[Exercise instructions]
Output the lines of the listing, from the first line up to and including the line containing "slider-toggle-button[interactable]: ⊘ [959, 593, 1036, 617]", as a Markdown table with a "Row" column for the row number and a "Line" column for the line itself, leaving out any blank lines.

BEGIN Supplied entries

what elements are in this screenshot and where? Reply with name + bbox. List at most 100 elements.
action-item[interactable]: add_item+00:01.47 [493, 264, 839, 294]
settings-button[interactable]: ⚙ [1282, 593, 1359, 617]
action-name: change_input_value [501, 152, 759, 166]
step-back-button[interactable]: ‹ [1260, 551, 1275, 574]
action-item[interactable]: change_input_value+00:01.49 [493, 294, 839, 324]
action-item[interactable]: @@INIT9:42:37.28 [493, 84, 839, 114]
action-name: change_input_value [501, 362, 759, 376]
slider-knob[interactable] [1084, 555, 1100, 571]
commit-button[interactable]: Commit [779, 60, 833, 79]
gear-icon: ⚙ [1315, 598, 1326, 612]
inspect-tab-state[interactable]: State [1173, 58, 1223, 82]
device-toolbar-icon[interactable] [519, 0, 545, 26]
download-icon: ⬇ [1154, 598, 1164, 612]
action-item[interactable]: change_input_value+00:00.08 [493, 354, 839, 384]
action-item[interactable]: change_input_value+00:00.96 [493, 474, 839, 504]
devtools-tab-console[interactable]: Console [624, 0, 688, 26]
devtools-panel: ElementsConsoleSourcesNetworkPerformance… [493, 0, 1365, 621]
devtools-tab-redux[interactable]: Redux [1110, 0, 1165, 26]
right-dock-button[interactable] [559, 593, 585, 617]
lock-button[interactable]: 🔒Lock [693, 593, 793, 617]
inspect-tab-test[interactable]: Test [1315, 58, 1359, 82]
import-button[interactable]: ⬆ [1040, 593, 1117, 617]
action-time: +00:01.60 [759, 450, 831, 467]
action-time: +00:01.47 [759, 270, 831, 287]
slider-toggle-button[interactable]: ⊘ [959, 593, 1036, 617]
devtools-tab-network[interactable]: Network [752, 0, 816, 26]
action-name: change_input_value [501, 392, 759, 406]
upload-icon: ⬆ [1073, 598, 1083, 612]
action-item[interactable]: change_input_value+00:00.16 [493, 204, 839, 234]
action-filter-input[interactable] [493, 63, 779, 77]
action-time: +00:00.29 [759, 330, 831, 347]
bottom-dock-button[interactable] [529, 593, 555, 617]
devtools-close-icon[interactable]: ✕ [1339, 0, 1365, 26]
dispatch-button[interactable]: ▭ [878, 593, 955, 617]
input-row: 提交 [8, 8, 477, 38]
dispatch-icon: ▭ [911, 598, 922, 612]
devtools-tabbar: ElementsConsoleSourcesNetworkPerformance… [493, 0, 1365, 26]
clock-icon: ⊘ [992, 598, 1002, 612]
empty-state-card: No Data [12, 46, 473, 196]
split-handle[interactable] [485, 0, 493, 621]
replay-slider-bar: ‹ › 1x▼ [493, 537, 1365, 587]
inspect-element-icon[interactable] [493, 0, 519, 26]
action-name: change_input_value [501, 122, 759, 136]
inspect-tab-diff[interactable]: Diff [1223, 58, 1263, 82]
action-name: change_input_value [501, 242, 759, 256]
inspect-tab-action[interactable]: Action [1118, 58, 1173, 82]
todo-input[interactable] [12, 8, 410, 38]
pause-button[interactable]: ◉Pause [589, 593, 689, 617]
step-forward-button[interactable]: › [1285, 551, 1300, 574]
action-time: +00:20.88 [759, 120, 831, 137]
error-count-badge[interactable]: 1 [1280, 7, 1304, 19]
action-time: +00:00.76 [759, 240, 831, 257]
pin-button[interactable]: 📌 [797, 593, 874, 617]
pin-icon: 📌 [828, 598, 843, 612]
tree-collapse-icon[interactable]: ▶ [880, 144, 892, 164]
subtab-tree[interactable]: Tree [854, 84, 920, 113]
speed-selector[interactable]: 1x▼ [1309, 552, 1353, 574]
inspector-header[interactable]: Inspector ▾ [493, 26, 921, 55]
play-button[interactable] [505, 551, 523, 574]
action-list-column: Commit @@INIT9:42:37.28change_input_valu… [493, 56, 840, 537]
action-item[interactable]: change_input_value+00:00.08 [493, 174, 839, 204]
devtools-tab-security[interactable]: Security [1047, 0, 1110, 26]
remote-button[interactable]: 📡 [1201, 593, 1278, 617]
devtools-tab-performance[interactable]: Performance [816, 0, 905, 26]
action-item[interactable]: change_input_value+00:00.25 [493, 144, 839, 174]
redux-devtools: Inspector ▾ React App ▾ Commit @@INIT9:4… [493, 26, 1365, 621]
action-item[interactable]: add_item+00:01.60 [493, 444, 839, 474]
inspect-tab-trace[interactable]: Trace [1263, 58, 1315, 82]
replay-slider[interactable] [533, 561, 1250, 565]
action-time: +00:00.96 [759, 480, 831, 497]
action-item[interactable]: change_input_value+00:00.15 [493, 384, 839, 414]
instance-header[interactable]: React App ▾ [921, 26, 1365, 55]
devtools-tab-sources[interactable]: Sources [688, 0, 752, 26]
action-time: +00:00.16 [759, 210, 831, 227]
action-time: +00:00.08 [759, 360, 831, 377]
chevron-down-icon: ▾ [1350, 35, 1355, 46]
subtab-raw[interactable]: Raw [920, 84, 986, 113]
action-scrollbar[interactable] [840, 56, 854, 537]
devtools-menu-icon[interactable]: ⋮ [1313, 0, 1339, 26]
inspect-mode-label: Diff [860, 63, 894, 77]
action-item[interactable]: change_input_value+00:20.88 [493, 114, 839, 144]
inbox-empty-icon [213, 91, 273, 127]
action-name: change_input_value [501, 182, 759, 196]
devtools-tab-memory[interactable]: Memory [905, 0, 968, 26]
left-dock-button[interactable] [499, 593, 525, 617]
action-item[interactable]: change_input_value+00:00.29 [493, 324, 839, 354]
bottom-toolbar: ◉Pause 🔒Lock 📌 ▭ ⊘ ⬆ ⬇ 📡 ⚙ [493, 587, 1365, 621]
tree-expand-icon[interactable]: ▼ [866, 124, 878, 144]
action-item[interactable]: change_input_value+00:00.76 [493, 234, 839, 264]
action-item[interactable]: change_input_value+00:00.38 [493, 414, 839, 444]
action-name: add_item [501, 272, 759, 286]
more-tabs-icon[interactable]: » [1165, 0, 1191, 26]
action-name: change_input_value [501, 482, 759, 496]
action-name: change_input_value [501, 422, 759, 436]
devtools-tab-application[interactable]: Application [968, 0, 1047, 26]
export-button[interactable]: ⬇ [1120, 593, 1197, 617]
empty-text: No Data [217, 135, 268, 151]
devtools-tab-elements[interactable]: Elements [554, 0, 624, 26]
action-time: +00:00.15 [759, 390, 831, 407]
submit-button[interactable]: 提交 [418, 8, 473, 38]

END Supplied entries

[Task response]
| Row | Line |
|---|---|
| 1 | what elements are in this screenshot and where? Reply with name + bbox. List at most 100 elements. |
| 2 | action-item[interactable]: add_item+00:01.47 [493, 264, 839, 294] |
| 3 | settings-button[interactable]: ⚙ [1282, 593, 1359, 617] |
| 4 | action-name: change_input_value [501, 152, 759, 166] |
| 5 | step-back-button[interactable]: ‹ [1260, 551, 1275, 574] |
| 6 | action-item[interactable]: change_input_value+00:01.49 [493, 294, 839, 324] |
| 7 | action-item[interactable]: @@INIT9:42:37.28 [493, 84, 839, 114] |
| 8 | action-name: change_input_value [501, 362, 759, 376] |
| 9 | slider-knob[interactable] [1084, 555, 1100, 571] |
| 10 | commit-button[interactable]: Commit [779, 60, 833, 79] |
| 11 | gear-icon: ⚙ [1315, 598, 1326, 612] |
| 12 | inspect-tab-state[interactable]: State [1173, 58, 1223, 82] |
| 13 | device-toolbar-icon[interactable] [519, 0, 545, 26] |
| 14 | download-icon: ⬇ [1154, 598, 1164, 612] |
| 15 | action-item[interactable]: change_input_value+00:00.08 [493, 354, 839, 384] |
| 16 | action-item[interactable]: change_input_value+00:00.96 [493, 474, 839, 504] |
| 17 | devtools-tab-console[interactable]: Console [624, 0, 688, 26] |
| 18 | devtools-panel: ElementsConsoleSourcesNetworkPerformance… [493, 0, 1365, 621] |
| 19 | devtools-tab-redux[interactable]: Redux [1110, 0, 1165, 26] |
| 20 | right-dock-button[interactable] [559, 593, 585, 617] |
| 21 | lock-button[interactable]: 🔒Lock [693, 593, 793, 617] |
| 22 | inspect-tab-test[interactable]: Test [1315, 58, 1359, 82] |
| 23 | import-button[interactable]: ⬆ [1040, 593, 1117, 617] |
| 24 | action-time: +00:01.60 [759, 450, 831, 467] |
| 25 | action-time: +00:01.47 [759, 270, 831, 287] |
| 26 | slider-toggle-button[interactable]: ⊘ [959, 593, 1036, 617] |